* EXERCISE MATERIAL
* START *
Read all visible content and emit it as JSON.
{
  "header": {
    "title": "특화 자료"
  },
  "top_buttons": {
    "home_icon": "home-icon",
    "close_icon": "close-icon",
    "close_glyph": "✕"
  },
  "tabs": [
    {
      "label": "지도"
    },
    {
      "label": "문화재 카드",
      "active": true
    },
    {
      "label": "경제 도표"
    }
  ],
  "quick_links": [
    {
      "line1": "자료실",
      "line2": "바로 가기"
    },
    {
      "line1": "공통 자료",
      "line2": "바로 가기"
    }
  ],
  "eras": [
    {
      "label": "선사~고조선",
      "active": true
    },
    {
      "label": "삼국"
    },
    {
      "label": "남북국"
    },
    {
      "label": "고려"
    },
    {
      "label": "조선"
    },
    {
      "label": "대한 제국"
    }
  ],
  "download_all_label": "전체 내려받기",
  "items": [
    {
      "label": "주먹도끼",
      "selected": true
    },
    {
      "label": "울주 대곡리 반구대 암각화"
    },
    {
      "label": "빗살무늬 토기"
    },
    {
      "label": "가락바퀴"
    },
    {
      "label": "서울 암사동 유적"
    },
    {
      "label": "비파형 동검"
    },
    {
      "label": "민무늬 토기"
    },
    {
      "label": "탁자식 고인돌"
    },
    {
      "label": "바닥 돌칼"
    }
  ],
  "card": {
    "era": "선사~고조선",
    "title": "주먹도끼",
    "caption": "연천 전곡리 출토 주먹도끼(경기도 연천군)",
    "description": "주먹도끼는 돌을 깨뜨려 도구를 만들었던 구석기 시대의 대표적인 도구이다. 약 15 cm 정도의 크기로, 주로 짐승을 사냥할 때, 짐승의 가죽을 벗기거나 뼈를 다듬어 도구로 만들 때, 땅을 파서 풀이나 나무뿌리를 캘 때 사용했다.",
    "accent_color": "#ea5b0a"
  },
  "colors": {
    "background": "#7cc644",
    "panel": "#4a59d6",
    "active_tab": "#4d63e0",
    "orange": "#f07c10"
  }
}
* END *
* WORK TO BE COMPLETED
Reproduce every line from the entries that holds the word "icon".

* OUTPUT OF THE TASK
    "home_icon": "home-icon",
    "close_icon": "close-icon",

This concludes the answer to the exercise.